Take every line from the listing below that contains "материалы".

Stored records:

● ● ● ● ●

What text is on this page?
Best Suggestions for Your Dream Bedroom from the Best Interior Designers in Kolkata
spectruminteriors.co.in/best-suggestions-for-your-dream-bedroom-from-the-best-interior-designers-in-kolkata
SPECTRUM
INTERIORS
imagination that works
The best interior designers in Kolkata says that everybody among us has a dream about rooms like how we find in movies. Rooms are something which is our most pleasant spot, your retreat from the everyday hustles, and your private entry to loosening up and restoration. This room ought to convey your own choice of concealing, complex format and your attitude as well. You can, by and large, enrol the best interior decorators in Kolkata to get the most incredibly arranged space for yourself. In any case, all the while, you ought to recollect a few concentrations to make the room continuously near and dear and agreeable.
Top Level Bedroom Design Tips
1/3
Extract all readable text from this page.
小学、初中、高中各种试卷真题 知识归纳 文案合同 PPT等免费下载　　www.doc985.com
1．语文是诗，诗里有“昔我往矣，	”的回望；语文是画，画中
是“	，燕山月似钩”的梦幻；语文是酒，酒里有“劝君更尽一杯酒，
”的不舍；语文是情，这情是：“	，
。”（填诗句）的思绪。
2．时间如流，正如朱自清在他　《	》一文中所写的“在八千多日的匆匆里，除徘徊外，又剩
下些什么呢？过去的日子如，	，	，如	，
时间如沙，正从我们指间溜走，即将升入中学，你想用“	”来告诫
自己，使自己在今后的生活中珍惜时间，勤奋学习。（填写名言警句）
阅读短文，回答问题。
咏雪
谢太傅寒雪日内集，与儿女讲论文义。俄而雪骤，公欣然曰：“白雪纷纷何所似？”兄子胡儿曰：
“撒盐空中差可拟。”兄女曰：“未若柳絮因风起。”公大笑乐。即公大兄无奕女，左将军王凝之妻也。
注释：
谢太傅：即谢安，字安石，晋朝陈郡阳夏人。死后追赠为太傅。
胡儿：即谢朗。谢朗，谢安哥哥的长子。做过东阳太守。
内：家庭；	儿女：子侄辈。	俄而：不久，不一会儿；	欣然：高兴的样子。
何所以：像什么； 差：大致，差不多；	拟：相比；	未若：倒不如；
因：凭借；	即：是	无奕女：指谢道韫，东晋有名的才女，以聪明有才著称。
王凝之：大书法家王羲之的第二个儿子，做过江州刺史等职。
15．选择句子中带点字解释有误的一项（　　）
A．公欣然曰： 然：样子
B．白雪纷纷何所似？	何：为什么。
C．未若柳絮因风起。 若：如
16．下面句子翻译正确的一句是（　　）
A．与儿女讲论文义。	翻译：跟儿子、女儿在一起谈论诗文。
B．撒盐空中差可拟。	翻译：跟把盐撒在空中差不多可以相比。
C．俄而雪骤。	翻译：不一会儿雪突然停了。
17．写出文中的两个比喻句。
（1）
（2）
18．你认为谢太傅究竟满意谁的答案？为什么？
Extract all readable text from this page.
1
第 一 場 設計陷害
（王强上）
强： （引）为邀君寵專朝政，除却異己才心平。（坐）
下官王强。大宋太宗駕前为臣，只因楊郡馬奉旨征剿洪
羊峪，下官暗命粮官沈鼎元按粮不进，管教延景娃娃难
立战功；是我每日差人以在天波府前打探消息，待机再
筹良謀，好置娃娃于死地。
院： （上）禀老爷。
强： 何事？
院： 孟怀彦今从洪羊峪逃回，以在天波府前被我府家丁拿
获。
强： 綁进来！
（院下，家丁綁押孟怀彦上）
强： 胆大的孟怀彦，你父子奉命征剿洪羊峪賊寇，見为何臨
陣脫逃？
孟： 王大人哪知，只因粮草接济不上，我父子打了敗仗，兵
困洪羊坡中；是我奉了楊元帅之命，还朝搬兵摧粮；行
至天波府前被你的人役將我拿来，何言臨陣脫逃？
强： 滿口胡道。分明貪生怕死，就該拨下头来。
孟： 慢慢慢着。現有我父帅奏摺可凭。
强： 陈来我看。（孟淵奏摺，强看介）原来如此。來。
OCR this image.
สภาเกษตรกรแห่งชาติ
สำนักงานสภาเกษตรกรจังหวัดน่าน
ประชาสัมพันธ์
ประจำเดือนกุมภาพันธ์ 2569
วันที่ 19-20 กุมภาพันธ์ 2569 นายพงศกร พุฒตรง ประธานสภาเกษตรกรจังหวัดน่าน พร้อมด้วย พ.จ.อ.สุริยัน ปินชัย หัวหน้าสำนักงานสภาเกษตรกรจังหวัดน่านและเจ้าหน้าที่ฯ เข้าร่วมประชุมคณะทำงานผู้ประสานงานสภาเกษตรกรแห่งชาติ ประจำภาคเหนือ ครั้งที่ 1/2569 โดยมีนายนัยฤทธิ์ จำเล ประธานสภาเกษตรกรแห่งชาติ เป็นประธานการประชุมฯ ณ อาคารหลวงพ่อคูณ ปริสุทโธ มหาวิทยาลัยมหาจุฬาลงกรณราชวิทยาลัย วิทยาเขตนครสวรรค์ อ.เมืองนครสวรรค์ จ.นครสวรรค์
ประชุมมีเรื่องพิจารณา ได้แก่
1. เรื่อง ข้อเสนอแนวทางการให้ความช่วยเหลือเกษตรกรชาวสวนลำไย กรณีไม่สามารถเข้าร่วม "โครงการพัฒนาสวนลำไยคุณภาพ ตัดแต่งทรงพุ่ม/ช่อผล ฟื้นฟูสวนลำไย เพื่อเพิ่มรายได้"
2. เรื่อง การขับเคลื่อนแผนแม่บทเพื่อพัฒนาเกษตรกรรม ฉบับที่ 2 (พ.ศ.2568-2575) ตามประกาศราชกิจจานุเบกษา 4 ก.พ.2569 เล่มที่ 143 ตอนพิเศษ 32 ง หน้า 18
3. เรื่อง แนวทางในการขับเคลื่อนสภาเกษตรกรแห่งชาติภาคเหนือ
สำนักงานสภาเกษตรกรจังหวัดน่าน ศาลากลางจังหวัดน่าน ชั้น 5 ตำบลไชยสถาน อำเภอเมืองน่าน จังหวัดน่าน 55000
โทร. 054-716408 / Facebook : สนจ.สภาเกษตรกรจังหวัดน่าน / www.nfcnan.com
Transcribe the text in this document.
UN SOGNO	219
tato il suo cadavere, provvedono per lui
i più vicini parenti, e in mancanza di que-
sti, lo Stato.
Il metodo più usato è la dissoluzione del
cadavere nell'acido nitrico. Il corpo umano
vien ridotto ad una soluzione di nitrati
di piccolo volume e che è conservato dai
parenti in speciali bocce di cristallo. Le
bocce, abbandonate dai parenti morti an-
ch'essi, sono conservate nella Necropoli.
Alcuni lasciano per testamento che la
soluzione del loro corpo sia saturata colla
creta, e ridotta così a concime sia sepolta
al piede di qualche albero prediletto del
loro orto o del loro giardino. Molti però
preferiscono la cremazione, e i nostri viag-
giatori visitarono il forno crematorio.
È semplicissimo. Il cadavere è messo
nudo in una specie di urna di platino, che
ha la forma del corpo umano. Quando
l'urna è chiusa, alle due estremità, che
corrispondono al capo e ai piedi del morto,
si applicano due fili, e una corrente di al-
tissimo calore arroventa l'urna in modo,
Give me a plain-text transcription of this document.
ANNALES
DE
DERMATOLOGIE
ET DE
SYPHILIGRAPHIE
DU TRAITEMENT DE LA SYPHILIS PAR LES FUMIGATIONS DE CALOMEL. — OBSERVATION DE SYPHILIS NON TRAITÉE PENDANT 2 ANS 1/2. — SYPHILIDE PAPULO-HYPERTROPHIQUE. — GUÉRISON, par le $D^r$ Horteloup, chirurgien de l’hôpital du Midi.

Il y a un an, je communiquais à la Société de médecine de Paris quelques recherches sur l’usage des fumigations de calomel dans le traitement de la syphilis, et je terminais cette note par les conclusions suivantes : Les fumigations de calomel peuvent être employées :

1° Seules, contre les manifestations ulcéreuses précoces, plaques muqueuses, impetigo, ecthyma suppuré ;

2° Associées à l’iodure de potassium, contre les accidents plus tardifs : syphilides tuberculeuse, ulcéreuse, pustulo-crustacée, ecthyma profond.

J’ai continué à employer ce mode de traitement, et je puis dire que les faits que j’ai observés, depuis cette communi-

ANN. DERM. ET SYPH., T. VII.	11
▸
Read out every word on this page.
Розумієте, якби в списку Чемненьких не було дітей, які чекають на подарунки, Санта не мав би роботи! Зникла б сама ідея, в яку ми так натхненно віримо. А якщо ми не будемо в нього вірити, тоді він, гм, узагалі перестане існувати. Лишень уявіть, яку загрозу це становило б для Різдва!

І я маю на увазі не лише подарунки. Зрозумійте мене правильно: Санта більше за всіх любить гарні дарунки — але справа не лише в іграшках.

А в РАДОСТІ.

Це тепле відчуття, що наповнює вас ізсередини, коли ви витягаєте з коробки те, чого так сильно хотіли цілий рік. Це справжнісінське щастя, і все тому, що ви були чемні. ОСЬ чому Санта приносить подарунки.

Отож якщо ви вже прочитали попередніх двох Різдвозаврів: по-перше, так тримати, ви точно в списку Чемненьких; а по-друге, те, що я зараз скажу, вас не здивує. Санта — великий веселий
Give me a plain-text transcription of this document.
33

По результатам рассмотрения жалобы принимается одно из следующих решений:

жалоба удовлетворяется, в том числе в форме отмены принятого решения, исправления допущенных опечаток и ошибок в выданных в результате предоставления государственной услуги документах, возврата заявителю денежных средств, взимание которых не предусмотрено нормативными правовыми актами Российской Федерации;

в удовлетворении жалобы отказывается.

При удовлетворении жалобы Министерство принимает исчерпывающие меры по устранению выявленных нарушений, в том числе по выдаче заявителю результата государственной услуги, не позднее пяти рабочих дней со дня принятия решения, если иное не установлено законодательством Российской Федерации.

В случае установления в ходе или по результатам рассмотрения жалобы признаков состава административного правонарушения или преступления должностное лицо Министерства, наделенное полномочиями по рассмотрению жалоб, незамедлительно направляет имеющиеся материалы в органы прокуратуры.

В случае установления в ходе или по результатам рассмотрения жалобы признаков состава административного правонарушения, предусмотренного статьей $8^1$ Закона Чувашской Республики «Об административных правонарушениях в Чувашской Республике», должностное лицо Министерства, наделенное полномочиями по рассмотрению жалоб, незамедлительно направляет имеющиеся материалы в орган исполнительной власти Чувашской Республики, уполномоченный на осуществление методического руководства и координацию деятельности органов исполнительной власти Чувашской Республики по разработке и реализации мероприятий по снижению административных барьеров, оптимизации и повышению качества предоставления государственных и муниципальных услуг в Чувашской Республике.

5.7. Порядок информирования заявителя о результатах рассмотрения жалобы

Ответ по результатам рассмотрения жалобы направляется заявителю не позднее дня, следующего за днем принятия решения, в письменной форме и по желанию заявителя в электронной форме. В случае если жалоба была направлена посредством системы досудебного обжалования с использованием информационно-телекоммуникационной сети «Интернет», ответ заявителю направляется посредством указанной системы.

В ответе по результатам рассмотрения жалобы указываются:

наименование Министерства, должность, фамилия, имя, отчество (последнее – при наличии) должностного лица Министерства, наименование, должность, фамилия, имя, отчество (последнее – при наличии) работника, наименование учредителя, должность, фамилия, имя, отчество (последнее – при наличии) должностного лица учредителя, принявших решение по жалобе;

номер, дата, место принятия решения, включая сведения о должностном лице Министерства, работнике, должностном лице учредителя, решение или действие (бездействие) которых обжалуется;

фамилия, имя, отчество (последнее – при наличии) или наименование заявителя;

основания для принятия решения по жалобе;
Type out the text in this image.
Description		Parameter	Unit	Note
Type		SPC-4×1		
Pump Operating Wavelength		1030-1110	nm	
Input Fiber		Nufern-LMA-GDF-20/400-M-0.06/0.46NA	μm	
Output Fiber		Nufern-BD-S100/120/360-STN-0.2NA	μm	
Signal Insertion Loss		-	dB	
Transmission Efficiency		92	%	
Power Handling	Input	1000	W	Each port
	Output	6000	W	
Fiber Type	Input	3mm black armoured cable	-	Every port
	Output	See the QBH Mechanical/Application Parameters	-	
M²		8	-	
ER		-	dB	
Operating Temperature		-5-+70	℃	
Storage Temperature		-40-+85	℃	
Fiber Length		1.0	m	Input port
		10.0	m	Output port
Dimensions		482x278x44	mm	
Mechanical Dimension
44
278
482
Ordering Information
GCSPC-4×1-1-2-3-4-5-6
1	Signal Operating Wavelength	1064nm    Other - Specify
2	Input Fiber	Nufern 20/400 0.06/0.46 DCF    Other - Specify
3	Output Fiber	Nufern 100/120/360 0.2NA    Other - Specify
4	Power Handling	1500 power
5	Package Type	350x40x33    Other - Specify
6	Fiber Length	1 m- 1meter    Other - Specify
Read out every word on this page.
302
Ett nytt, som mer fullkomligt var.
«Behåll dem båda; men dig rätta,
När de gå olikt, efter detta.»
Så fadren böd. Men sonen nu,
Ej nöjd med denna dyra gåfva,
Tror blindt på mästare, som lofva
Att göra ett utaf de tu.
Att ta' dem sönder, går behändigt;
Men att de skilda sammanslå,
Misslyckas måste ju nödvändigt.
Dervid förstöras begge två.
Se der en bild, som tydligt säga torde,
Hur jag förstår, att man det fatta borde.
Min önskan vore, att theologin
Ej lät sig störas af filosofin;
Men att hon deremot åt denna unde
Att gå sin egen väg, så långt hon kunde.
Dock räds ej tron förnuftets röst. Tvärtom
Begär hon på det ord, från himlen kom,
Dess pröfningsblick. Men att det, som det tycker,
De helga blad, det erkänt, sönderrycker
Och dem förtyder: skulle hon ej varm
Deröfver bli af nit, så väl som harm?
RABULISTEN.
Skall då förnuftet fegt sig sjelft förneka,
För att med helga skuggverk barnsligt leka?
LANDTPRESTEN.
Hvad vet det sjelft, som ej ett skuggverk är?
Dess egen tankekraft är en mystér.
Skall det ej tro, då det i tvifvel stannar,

● ● ● ● ●

Output ▸
В случае установления в ходе или по результатам рассмотрения жалобы признаков состава административного правонарушения или преступления должностное лицо Министерства, наделенное полномочиями по рассмотрению жалоб, незамедлительно направляет имеющиеся материалы в органы прокуратуры.
В случае установления в ходе или по результатам рассмотрения жалобы признаков состава административного правонарушения, предусмотренного статьей $8^1$ Закона Чувашской Республики «Об административных правонарушениях в Чувашской Республике», должностное лицо Министерства, наделенное полномочиями по рассмотрению жалоб, незамедлительно направляет имеющиеся материалы в орган исполнительной власти Чувашской Республики, уполномоченный на осуществление методического руководства и координацию деятельности органов исполнительной власти Чувашской Республики по разработке и реализации мероприятий по снижению административных барьеров, оптимизации и повышению качества предоставления государственных и муниципальных услуг в Чувашской Республике.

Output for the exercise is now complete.